[Data extracted from a collection]

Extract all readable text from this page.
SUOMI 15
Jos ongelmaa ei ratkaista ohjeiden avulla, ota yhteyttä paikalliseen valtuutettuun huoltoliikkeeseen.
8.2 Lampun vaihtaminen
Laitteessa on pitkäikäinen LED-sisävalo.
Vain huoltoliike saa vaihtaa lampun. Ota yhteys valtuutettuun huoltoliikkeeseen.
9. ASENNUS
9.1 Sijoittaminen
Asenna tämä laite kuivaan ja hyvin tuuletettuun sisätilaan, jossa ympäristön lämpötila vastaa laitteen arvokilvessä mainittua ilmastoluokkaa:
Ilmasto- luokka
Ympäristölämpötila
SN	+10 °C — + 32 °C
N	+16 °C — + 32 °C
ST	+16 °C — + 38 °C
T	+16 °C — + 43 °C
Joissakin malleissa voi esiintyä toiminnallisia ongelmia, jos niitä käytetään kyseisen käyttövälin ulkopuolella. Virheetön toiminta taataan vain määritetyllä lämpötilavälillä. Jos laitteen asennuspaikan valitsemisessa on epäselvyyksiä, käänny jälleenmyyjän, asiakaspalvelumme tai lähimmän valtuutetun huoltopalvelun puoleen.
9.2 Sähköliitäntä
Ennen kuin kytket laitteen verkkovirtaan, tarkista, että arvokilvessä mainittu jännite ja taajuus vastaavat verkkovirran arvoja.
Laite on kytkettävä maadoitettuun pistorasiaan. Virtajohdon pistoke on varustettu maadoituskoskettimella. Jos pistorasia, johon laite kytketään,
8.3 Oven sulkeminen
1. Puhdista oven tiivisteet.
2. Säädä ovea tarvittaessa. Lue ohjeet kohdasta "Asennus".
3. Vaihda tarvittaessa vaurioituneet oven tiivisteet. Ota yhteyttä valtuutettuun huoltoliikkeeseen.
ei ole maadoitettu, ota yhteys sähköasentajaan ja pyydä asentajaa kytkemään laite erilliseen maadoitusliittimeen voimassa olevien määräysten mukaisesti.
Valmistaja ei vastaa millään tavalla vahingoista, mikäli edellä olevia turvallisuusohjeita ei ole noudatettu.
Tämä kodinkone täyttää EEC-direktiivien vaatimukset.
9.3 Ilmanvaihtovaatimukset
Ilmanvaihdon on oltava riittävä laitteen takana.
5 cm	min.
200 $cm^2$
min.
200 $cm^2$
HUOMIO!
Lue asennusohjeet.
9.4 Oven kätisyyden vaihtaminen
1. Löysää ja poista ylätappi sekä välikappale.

▶ **EXERCISE PROMPT**
Find every line that holds "laite" and copy it.

▶ **WRITTEN SOLUTION**
Asenna tämä laite kuivaan ja hyvin tuuletettuun sisätilaan, jossa ympäristön lämpötila vastaa laitteen arvokilvessä mainittua ilmastoluokkaa:
Laite on kytkettävä maadoitettuun pistorasiaan. Virtajohdon pistoke on varustettu maadoituskoskettimella. Jos pistorasia, johon laite kytketään,
ei ole maadoitettu, ota yhteys sähköasentajaan ja pyydä asentajaa kytkemään laite erilliseen maadoitusliittimeen voimassa olevien määräysten mukaisesti.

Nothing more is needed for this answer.